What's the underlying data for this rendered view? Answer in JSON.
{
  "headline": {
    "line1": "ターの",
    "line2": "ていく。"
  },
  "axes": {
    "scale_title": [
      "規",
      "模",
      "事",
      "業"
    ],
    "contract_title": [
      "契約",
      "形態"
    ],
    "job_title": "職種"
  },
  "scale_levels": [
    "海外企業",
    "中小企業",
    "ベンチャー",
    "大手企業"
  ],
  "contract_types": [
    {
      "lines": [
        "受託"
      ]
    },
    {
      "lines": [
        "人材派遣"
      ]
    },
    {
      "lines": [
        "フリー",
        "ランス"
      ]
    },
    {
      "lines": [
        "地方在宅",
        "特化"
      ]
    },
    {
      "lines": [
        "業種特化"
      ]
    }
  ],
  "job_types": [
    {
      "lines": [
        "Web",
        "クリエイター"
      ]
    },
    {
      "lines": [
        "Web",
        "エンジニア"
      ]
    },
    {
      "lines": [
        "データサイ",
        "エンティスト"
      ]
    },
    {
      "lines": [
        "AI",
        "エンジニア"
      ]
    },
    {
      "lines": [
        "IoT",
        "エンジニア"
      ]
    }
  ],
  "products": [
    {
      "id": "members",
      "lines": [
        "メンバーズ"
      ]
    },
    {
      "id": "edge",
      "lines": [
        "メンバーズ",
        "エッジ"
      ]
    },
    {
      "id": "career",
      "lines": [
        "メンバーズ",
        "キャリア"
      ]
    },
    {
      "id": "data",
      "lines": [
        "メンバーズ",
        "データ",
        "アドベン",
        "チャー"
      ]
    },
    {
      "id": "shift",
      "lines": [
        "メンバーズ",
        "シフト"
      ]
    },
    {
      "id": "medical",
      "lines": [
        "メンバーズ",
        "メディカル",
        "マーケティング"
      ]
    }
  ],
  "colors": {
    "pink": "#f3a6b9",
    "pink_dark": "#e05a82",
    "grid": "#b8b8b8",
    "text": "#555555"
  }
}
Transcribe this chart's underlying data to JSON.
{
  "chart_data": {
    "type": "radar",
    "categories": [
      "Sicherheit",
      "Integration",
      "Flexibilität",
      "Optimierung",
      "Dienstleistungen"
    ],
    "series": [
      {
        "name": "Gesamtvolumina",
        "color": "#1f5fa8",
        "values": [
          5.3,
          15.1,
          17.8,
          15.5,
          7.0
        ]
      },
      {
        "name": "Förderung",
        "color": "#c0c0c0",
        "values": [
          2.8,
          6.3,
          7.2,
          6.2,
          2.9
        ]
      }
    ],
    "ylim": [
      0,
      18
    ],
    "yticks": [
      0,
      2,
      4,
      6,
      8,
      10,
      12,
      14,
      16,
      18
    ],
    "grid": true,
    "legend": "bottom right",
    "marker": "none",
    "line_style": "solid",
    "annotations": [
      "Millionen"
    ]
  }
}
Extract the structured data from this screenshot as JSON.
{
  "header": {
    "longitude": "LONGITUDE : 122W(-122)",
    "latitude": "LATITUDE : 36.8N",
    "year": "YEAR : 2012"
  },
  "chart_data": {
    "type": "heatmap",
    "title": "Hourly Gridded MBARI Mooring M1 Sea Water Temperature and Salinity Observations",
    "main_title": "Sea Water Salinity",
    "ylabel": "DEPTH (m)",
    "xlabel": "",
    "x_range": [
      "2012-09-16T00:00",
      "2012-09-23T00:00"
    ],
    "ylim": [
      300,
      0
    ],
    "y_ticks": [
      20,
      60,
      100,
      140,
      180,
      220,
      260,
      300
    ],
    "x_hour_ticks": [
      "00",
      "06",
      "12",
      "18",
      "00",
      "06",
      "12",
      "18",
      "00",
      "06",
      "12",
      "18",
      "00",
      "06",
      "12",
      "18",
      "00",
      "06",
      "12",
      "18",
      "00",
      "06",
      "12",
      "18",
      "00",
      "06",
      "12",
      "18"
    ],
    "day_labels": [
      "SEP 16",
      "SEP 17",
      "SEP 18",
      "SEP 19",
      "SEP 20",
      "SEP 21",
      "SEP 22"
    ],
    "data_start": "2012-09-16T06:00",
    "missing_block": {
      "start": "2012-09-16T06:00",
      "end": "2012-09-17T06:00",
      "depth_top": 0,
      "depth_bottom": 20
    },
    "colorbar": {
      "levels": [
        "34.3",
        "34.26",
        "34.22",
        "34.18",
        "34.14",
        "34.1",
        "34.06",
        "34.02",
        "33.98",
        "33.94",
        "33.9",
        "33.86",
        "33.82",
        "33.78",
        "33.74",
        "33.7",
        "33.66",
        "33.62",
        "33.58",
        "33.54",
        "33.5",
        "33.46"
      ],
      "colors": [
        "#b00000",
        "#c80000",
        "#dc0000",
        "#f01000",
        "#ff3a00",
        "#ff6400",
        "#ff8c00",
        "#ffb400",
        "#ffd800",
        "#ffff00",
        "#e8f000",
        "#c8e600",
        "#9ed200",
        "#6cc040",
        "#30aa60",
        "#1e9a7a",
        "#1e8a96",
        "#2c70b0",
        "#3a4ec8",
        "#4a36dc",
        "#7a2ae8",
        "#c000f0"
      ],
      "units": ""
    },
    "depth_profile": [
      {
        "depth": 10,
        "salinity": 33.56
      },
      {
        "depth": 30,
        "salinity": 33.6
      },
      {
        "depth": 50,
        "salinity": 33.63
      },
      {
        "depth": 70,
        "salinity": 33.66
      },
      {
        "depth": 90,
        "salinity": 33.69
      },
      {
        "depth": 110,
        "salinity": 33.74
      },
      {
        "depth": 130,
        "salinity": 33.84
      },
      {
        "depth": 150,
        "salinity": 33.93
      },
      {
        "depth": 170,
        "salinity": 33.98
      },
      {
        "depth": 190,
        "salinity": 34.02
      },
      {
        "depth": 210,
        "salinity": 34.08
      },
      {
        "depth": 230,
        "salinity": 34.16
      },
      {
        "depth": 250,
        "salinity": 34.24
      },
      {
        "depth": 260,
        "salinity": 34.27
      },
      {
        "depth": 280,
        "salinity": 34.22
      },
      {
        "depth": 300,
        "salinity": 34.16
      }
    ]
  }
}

========

**The request:** Make an exact copy of the data above.

**The answer:**
What's the underlying data for this rendered view? Answer in JSON.
{
  "headline": {
    "line1": "ターの",
    "line2": "ていく。"
  },
  "axes": {
    "scale_title": [
      "規",
      "模",
      "事",
      "業"
    ],
    "contract_title": [
      "契約",
      "形態"
    ],
    "job_title": "職種"
  },
  "scale_levels": [
    "海外企業",
    "中小企業",
    "ベンチャー",
    "大手企業"
  ],
  "contract_types": [
    {
      "lines": [
        "受託"
      ]
    },
    {
      "lines": [
        "人材派遣"
      ]
    },
    {
      "lines": [
        "フリー",
        "ランス"
      ]
    },
    {
      "lines": [
        "地方在宅",
        "特化"
      ]
    },
    {
      "lines": [
        "業種特化"
      ]
    }
  ],
  "job_types": [
    {
      "lines": [
        "Web",
        "クリエイター"
      ]
    },
    {
      "lines": [
        "Web",
        "エンジニア"
      ]
    },
    {
      "lines": [
        "データサイ",
        "エンティスト"
      ]
    },
    {
      "lines": [
        "AI",
        "エンジニア"
      ]
    },
    {
      "lines": [
        "IoT",
        "エンジニア"
      ]
    }
  ],
  "products": [
    {
      "id": "members",
      "lines": [
        "メンバーズ"
      ]
    },
    {
      "id": "edge",
      "lines": [
        "メンバーズ",
        "エッジ"
      ]
    },
    {
      "id": "career",
      "lines": [
        "メンバーズ",
        "キャリア"
      ]
    },
    {
      "id": "data",
      "lines": [
        "メンバーズ",
        "データ",
        "アドベン",
        "チャー"
      ]
    },
    {
      "id": "shift",
      "lines": [
        "メンバーズ",
        "シフト"
      ]
    },
    {
      "id": "medical",
      "lines": [
        "メンバーズ",
        "メディカル",
        "マーケティング"
      ]
    }
  ],
  "colors": {
    "pink": "#f3a6b9",
    "pink_dark": "#e05a82",
    "grid": "#b8b8b8",
    "text": "#555555"
  }
}
Transcribe this chart's underlying data to JSON.
{
  "chart_data": {
    "type": "radar",
    "categories": [
      "Sicherheit",
      "Integration",
      "Flexibilität",
      "Optimierung",
      "Dienstleistungen"
    ],
    "series": [
      {
        "name": "Gesamtvolumina",
        "color": "#1f5fa8",
        "values": [
          5.3,
          15.1,
          17.8,
          15.5,
          7.0
        ]
      },
      {
        "name": "Förderung",
        "color": "#c0c0c0",
        "values": [
          2.8,
          6.3,
          7.2,
          6.2,
          2.9
        ]
      }
    ],
    "ylim": [
      0,
      18
    ],
    "yticks": [
      0,
      2,
      4,
      6,
      8,
      10,
      12,
      14,
      16,
      18
    ],
    "grid": true,
    "legend": "bottom right",
    "marker": "none",
    "line_style": "solid",
    "annotations": [
      "Millionen"
    ]
  }
}
Extract the structured data from this screenshot as JSON.
{
  "header": {
    "longitude": "LONGITUDE : 122W(-122)",
    "latitude": "LATITUDE : 36.8N",
    "year": "YEAR : 2012"
  },
  "chart_data": {
    "type": "heatmap",
    "title": "Hourly Gridded MBARI Mooring M1 Sea Water Temperature and Salinity Observations",
    "main_title": "Sea Water Salinity",
    "ylabel": "DEPTH (m)",
    "xlabel": "",
    "x_range": [
      "2012-09-16T00:00",
      "2012-09-23T00:00"
    ],
    "ylim": [
      300,
      0
    ],
    "y_ticks": [
      20,
      60,
      100,
      140,
      180,
      220,
      260,
      300
    ],
    "x_hour_ticks": [
      "00",
      "06",
      "12",
      "18",
      "00",
      "06",
      "12",
      "18",
      "00",
      "06",
      "12",
      "18",
      "00",
      "06",
      "12",
      "18",
      "00",
      "06",
      "12",
      "18",
      "00",
      "06",
      "12",
      "18",
      "00",
      "06",
      "12",
      "18"
    ],
    "day_labels": [
      "SEP 16",
      "SEP 17",
      "SEP 18",
      "SEP 19",
      "SEP 20",
      "SEP 21",
      "SEP 22"
    ],
    "data_start": "2012-09-16T06:00",
    "missing_block": {
      "start": "2012-09-16T06:00",
      "end": "2012-09-17T06:00",
      "depth_top": 0,
      "depth_bottom": 20
    },
    "colorbar": {
      "levels": [
        "34.3",
        "34.26",
        "34.22",
        "34.18",
        "34.14",
        "34.1",
        "34.06",
        "34.02",
        "33.98",
        "33.94",
        "33.9",
        "33.86",
        "33.82",
        "33.78",
        "33.74",
        "33.7",
        "33.66",
        "33.62",
        "33.58",
        "33.54",
        "33.5",
        "33.46"
      ],
      "colors": [
        "#b00000",
        "#c80000",
        "#dc0000",
        "#f01000",
        "#ff3a00",
        "#ff6400",
        "#ff8c00",
        "#ffb400",
        "#ffd800",
        "#ffff00",
        "#e8f000",
        "#c8e600",
        "#9ed200",
        "#6cc040",
        "#30aa60",
        "#1e9a7a",
        "#1e8a96",
        "#2c70b0",
        "#3a4ec8",
        "#4a36dc",
        "#7a2ae8",
        "#c000f0"
      ],
      "units": ""
    },
    "depth_profile": [
      {
        "depth": 10,
        "salinity": 33.56
      },
      {
        "depth": 30,
        "salinity": 33.6
      },
      {
        "depth": 50,
        "salinity": 33.63
      },
      {
        "depth": 70,
        "salinity": 33.66
      },
      {
        "depth": 90,
        "salinity": 33.69
      },
      {
        "depth": 110,
        "salinity": 33.74
      },
      {
        "depth": 130,
        "salinity": 33.84
      },
      {
        "depth": 150,
        "salinity": 33.93
      },
      {
        "depth": 170,
        "salinity": 33.98
      },
      {
        "depth": 190,
        "salinity": 34.02
      },
      {
        "depth": 210,
        "salinity": 34.08
      },
      {
        "depth": 230,
        "salinity": 34.16
      },
      {
        "depth": 250,
        "salinity": 34.24
      },
      {
        "depth": 260,
        "salinity": 34.27
      },
      {
        "depth": 280,
        "salinity": 34.22
      },
      {
        "depth": 300,
        "salinity": 34.16
      }
    ]
  }
}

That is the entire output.